[Collection entries]
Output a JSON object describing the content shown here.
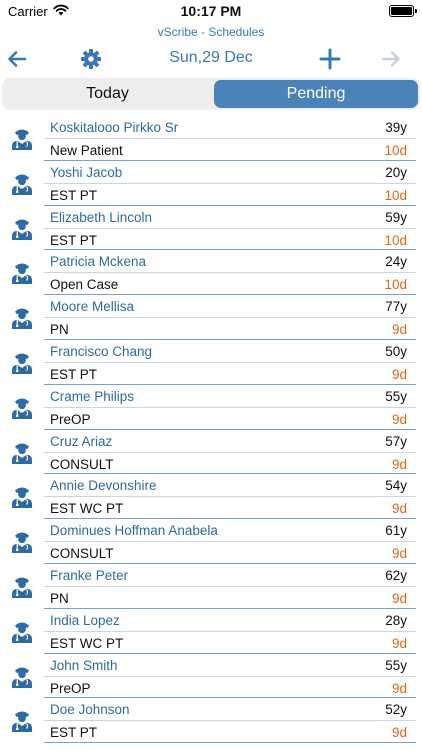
{
  "status_bar": {
    "carrier": "Carrier",
    "time": "10:17 PM"
  },
  "app": {
    "title": "vScribe - Schedules"
  },
  "nav": {
    "date": "Sun,29 Dec"
  },
  "tabs": [
    {
      "label": "Today",
      "selected": false
    },
    {
      "label": "Pending",
      "selected": true
    }
  ],
  "colors": {
    "accent": "#3a78b5",
    "selected_tab": "#4a82b9",
    "days_overdue": "#e0651c"
  },
  "patients": [
    {
      "name": "Koskitalooo Pirkko Sr",
      "age": "39y",
      "type": "New Patient",
      "days": "10d"
    },
    {
      "name": "Yoshi Jacob",
      "age": "20y",
      "type": "EST PT",
      "days": "10d"
    },
    {
      "name": "Elizabeth Lincoln",
      "age": "59y",
      "type": "EST PT",
      "days": "10d"
    },
    {
      "name": "Patricia Mckena",
      "age": "24y",
      "type": "Open Case",
      "days": "10d"
    },
    {
      "name": "Moore Mellisa",
      "age": "77y",
      "type": "PN",
      "days": "9d"
    },
    {
      "name": "Francisco Chang",
      "age": "50y",
      "type": "EST PT",
      "days": "9d"
    },
    {
      "name": "Crame Philips",
      "age": "55y",
      "type": "PreOP",
      "days": "9d"
    },
    {
      "name": "Cruz Ariaz",
      "age": "57y",
      "type": "CONSULT",
      "days": "9d"
    },
    {
      "name": "Annie Devonshire",
      "age": "54y",
      "type": "EST WC PT",
      "days": "9d"
    },
    {
      "name": "Dominues Hoffman Anabela",
      "age": "61y",
      "type": "CONSULT",
      "days": "9d"
    },
    {
      "name": "Franke Peter",
      "age": "62y",
      "type": "PN",
      "days": "9d"
    },
    {
      "name": "India Lopez",
      "age": "28y",
      "type": "EST WC PT",
      "days": "9d"
    },
    {
      "name": "John Smith",
      "age": "55y",
      "type": "PreOP",
      "days": "9d"
    },
    {
      "name": "Doe Johnson",
      "age": "52y",
      "type": "EST PT",
      "days": "9d"
    }
  ]
}
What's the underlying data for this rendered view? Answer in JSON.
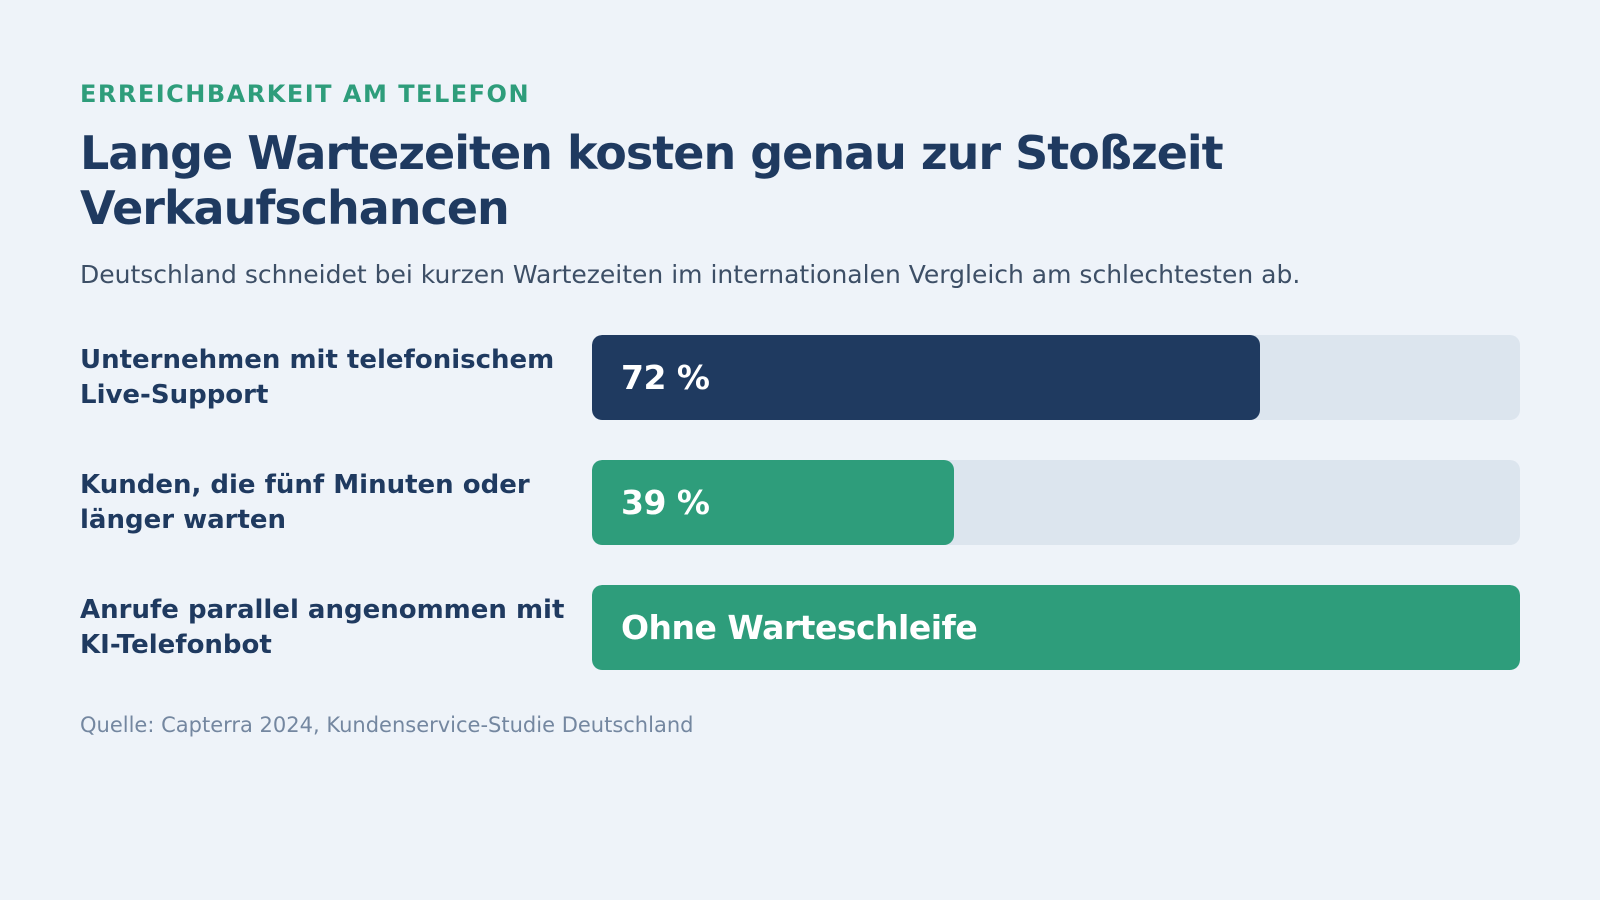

◆ **EXERCISE AIM**: The records above need to be given again exactly. Omit the pictures.

◆ **PROBLEM SOLUTION**:
Output a JSON object describing the content shown here.
{
  "status_bar": {
    "carrier": "Carrier",
    "time": "10:17 PM"
  },
  "app": {
    "title": "vScribe - Schedules"
  },
  "nav": {
    "date": "Sun,29 Dec"
  },
  "tabs": [
    {
      "label": "Today",
      "selected": false
    },
    {
      "label": "Pending",
      "selected": true
    }
  ],
  "colors": {
    "accent": "#3a78b5",
    "selected_tab": "#4a82b9",
    "days_overdue": "#e0651c"
  },
  "patients": [
    {
      "name": "Koskitalooo Pirkko Sr",
      "age": "39y",
      "type": "New Patient",
      "days": "10d"
    },
    {
      "name": "Yoshi Jacob",
      "age": "20y",
      "type": "EST PT",
      "days": "10d"
    },
    {
      "name": "Elizabeth Lincoln",
      "age": "59y",
      "type": "EST PT",
      "days": "10d"
    },
    {
      "name": "Patricia Mckena",
      "age": "24y",
      "type": "Open Case",
      "days": "10d"
    },
    {
      "name": "Moore Mellisa",
      "age": "77y",
      "type": "PN",
      "days": "9d"
    },
    {
      "name": "Francisco Chang",
      "age": "50y",
      "type": "EST PT",
      "days": "9d"
    },
    {
      "name": "Crame Philips",
      "age": "55y",
      "type": "PreOP",
      "days": "9d"
    },
    {
      "name": "Cruz Ariaz",
      "age": "57y",
      "type": "CONSULT",
      "days": "9d"
    },
    {
      "name": "Annie Devonshire",
      "age": "54y",
      "type": "EST WC PT",
      "days": "9d"
    },
    {
      "name": "Dominues Hoffman Anabela",
      "age": "61y",
      "type": "CONSULT",
      "days": "9d"
    },
    {
      "name": "Franke Peter",
      "age": "62y",
      "type": "PN",
      "days": "9d"
    },
    {
      "name": "India Lopez",
      "age": "28y",
      "type": "EST WC PT",
      "days": "9d"
    },
    {
      "name": "John Smith",
      "age": "55y",
      "type": "PreOP",
      "days": "9d"
    },
    {
      "name": "Doe Johnson",
      "age": "52y",
      "type": "EST PT",
      "days": "9d"
    }
  ]
}
What's the underlying data for this rendered view? Answer in JSON.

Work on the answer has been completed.